Task instructions:
Your task is to copy every line of the entries that contains "kvalitu".

"""

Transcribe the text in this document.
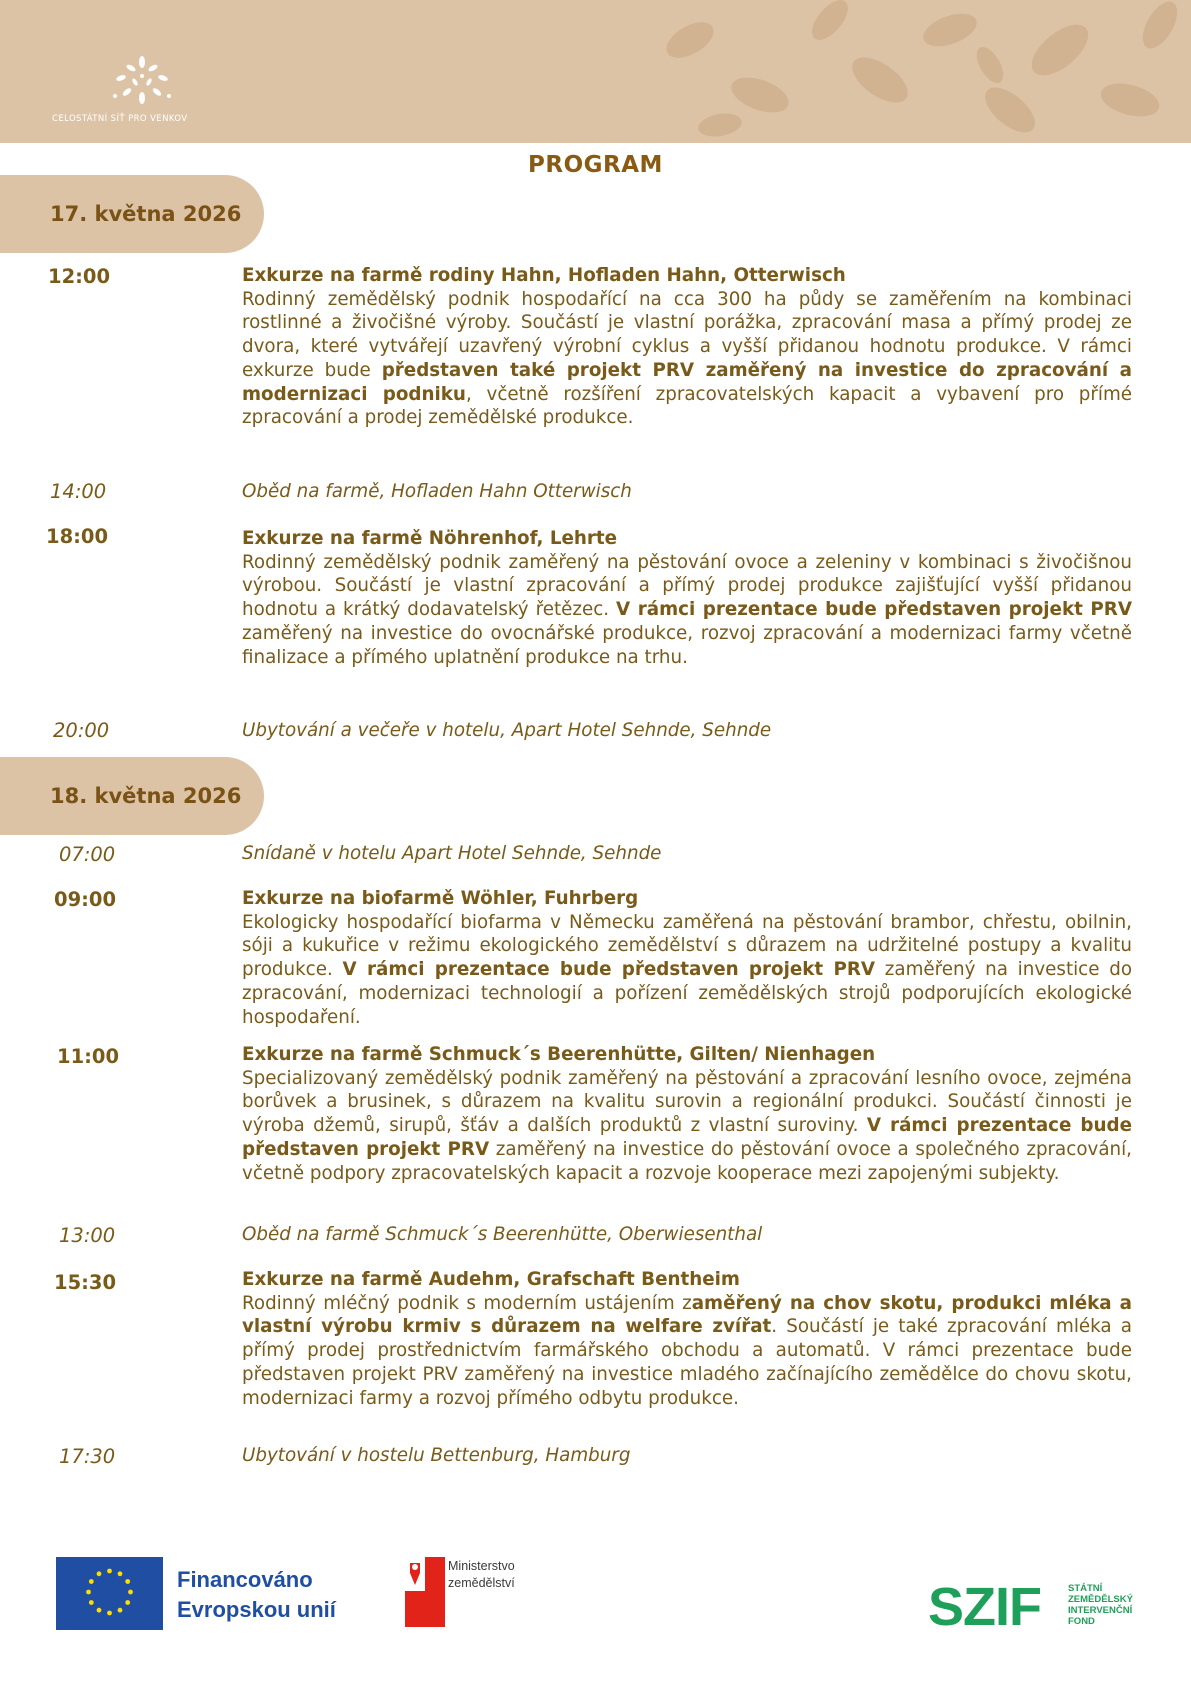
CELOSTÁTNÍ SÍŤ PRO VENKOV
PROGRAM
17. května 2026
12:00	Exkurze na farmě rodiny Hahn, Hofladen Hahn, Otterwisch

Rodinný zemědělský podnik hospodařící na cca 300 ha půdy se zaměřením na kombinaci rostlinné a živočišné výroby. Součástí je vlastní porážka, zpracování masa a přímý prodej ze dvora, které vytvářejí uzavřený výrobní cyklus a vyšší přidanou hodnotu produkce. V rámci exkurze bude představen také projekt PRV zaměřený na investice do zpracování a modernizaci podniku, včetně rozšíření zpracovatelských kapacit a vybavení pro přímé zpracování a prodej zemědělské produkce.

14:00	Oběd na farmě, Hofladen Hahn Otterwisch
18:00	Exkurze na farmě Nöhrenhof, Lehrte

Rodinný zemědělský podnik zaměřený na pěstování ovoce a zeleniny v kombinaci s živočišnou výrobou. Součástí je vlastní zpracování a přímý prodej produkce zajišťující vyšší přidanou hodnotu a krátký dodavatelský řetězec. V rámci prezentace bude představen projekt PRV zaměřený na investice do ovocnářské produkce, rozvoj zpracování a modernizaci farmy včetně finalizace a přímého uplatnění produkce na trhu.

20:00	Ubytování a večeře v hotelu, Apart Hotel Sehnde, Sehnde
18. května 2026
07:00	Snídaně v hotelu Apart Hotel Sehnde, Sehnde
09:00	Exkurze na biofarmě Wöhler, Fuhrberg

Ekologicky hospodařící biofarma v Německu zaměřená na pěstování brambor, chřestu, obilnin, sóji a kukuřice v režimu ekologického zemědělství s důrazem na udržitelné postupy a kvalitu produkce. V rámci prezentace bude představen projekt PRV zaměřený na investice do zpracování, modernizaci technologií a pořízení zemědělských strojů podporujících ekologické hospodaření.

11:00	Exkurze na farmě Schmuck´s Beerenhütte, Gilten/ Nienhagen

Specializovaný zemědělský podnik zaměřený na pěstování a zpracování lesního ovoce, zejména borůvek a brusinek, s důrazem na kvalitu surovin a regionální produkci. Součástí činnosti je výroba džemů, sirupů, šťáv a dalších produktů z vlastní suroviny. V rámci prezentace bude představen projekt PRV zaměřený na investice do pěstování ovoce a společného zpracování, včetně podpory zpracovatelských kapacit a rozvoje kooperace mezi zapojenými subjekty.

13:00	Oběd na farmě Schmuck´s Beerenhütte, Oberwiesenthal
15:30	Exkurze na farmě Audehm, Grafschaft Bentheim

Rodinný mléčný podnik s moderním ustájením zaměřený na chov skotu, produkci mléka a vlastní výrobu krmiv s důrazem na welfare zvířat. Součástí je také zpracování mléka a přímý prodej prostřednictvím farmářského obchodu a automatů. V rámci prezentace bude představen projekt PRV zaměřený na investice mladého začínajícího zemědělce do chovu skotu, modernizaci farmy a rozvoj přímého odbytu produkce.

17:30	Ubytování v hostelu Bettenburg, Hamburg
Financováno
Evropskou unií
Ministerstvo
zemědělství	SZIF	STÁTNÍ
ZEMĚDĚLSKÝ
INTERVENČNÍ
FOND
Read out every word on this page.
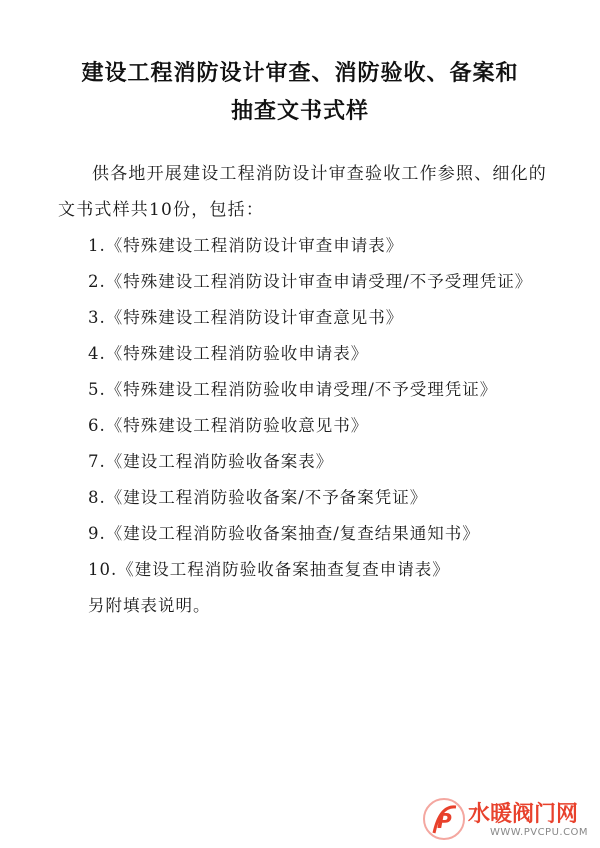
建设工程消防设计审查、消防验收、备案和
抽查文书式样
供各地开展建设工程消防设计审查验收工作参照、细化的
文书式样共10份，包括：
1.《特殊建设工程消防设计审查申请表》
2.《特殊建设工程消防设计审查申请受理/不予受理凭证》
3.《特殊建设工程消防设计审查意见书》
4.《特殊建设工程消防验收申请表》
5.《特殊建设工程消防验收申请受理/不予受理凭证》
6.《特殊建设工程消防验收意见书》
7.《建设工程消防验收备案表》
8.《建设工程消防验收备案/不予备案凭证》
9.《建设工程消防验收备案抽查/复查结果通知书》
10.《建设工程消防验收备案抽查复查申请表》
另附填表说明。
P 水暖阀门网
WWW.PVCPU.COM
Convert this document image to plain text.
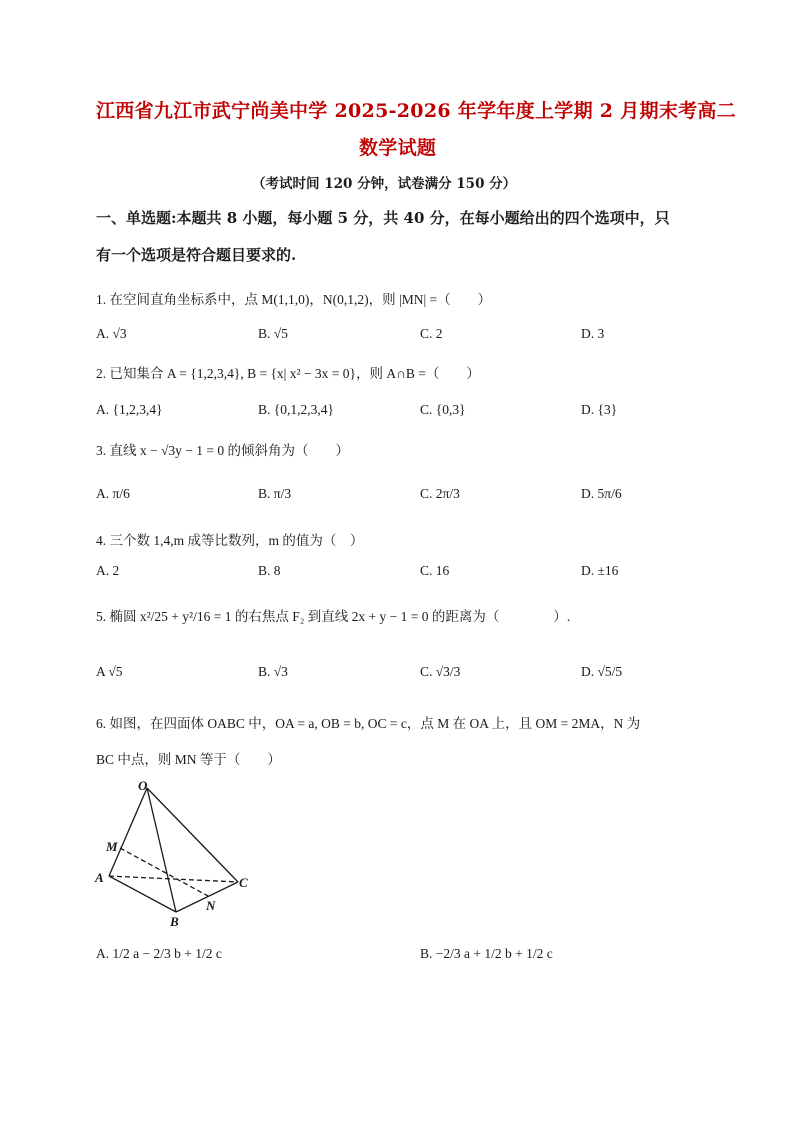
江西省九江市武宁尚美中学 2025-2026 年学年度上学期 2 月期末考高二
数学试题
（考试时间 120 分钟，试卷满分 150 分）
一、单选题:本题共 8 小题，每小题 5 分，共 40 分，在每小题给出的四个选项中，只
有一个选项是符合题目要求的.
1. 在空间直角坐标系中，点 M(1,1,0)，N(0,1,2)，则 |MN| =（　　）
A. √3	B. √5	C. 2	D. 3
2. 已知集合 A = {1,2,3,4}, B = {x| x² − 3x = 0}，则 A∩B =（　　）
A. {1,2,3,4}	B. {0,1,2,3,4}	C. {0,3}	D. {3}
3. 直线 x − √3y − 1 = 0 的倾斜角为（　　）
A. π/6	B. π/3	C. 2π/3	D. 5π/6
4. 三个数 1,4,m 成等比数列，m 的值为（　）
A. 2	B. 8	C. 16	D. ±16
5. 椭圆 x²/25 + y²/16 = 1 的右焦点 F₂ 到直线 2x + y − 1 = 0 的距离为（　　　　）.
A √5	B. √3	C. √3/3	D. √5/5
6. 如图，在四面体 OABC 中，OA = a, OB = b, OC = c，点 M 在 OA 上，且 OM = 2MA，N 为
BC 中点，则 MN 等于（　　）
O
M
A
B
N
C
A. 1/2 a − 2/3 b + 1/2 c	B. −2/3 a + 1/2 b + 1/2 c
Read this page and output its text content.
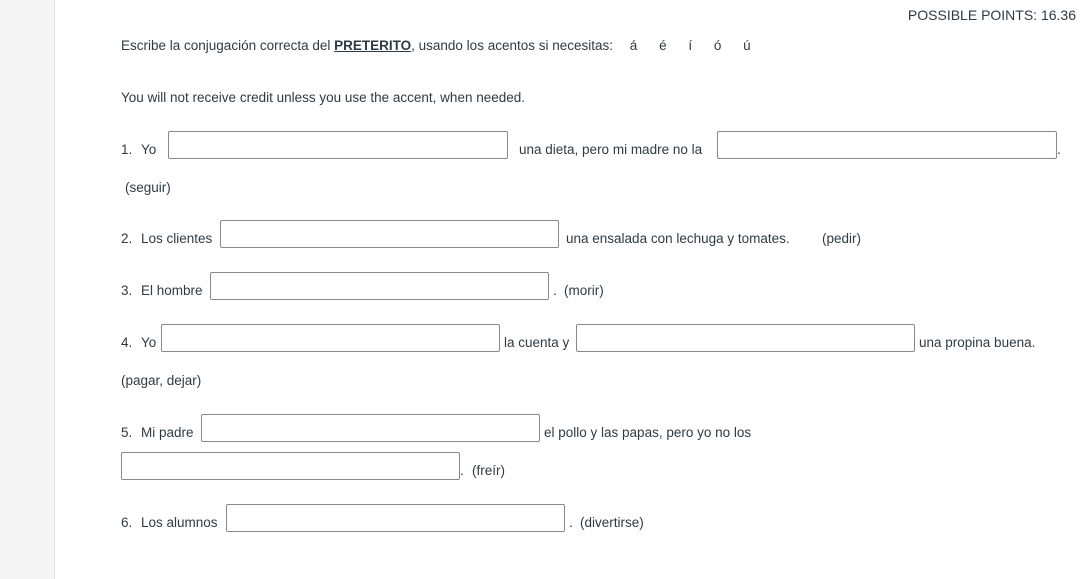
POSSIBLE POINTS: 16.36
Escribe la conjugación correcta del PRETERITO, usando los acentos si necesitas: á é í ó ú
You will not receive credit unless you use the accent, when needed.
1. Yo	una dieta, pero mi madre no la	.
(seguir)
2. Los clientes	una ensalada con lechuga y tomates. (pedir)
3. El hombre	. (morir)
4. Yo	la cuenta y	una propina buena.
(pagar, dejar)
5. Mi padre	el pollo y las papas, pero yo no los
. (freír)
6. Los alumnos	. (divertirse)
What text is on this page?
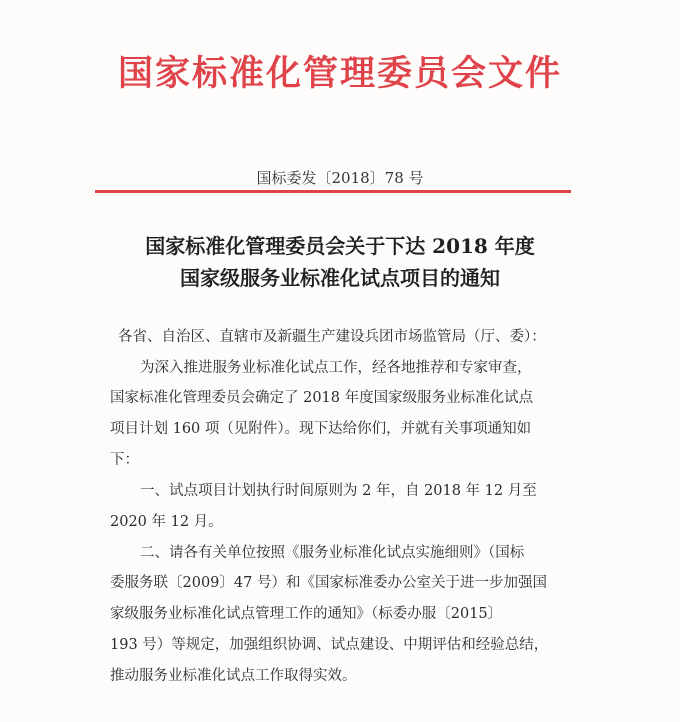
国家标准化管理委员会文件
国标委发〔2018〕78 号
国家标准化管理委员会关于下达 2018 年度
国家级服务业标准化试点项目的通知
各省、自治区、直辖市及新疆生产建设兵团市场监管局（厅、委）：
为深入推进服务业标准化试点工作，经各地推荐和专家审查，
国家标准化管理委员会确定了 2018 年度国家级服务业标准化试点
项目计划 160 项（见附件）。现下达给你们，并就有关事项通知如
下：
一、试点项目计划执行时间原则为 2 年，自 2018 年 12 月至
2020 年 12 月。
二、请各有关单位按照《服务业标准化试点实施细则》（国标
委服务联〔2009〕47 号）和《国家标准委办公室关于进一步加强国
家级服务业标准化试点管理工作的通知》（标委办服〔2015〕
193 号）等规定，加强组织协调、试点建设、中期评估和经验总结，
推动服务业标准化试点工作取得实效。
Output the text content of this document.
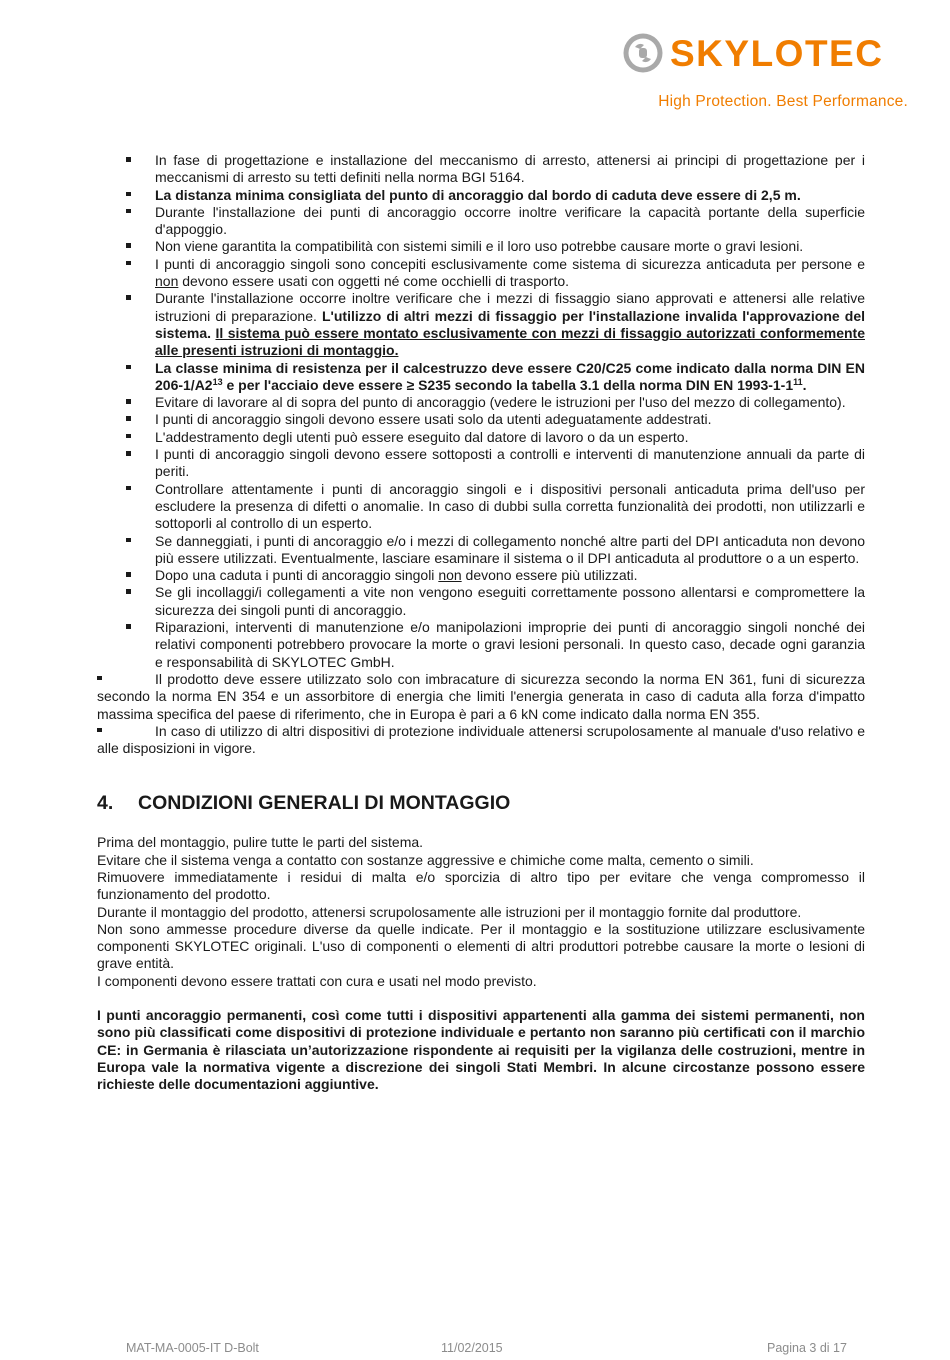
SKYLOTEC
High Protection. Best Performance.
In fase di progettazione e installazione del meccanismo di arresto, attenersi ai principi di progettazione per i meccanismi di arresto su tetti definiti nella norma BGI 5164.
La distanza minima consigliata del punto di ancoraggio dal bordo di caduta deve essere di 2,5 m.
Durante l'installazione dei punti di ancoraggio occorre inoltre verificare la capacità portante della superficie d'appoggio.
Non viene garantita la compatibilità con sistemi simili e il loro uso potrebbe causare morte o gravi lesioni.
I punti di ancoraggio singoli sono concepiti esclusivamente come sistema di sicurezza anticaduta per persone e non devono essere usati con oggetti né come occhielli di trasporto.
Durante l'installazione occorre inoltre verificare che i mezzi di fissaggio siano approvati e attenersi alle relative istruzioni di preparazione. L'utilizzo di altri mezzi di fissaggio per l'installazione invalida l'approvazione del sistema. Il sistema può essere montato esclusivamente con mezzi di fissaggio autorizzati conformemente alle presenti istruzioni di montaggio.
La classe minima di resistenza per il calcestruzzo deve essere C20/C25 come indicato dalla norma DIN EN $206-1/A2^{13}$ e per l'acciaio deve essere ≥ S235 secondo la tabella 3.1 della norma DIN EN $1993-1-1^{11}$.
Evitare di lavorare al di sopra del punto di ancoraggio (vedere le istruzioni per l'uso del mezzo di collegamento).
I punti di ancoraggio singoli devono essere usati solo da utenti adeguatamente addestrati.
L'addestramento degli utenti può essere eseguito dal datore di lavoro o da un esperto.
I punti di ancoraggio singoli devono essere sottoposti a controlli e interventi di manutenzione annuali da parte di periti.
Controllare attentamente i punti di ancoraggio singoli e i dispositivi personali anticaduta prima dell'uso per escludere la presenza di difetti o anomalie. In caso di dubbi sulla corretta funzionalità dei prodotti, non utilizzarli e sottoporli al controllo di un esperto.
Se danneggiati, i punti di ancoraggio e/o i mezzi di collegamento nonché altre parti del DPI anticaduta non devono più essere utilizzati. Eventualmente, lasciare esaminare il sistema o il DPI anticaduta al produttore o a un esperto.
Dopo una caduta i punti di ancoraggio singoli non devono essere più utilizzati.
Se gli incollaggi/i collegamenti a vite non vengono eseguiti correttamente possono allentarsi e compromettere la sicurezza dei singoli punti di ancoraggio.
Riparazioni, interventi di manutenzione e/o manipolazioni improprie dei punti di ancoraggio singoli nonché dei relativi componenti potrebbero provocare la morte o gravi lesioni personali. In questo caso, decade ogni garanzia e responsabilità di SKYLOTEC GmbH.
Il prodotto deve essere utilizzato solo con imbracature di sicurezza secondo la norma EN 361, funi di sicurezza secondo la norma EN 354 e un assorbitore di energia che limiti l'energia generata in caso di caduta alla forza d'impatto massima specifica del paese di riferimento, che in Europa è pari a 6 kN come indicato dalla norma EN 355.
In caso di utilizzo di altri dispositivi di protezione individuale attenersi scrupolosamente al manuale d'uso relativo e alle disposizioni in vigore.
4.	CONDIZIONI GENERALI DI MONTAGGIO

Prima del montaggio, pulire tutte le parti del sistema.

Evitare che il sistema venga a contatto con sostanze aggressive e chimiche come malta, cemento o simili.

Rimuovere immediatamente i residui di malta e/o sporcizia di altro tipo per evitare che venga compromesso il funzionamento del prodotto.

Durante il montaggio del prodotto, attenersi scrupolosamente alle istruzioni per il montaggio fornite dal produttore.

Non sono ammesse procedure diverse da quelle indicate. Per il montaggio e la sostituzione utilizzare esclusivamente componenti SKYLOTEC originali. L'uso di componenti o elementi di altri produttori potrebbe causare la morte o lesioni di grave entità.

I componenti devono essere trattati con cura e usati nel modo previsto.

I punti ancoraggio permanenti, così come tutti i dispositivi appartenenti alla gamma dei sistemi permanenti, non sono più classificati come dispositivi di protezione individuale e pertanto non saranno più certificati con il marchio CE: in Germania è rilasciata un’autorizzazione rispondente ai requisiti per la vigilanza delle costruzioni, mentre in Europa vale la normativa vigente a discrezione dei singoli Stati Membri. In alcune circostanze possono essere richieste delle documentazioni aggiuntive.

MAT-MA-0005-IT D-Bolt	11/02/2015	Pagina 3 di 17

"""

Reply to the task:
Ekologicky hospodařící biofarma v Německu zaměřená na pěstování brambor, chřestu, obilnin, sóji a kukuřice v režimu ekologického zemědělství s důrazem na udržitelné postupy a kvalitu produkce. V rámci prezentace bude představen projekt PRV zaměřený na investice do zpracování, modernizaci technologií a pořízení zemědělských strojů podporujících ekologické hospodaření.
Specializovaný zemědělský podnik zaměřený na pěstování a zpracování lesního ovoce, zejména borůvek a brusinek, s důrazem na kvalitu surovin a regionální produkci. Součástí činnosti je výroba džemů, sirupů, šťáv a dalších produktů z vlastní suroviny. V rámci prezentace bude představen projekt PRV zaměřený na investice do pěstování ovoce a společného zpracování, včetně podpory zpracovatelských kapacit a rozvoje kooperace mezi zapojenými subjekty.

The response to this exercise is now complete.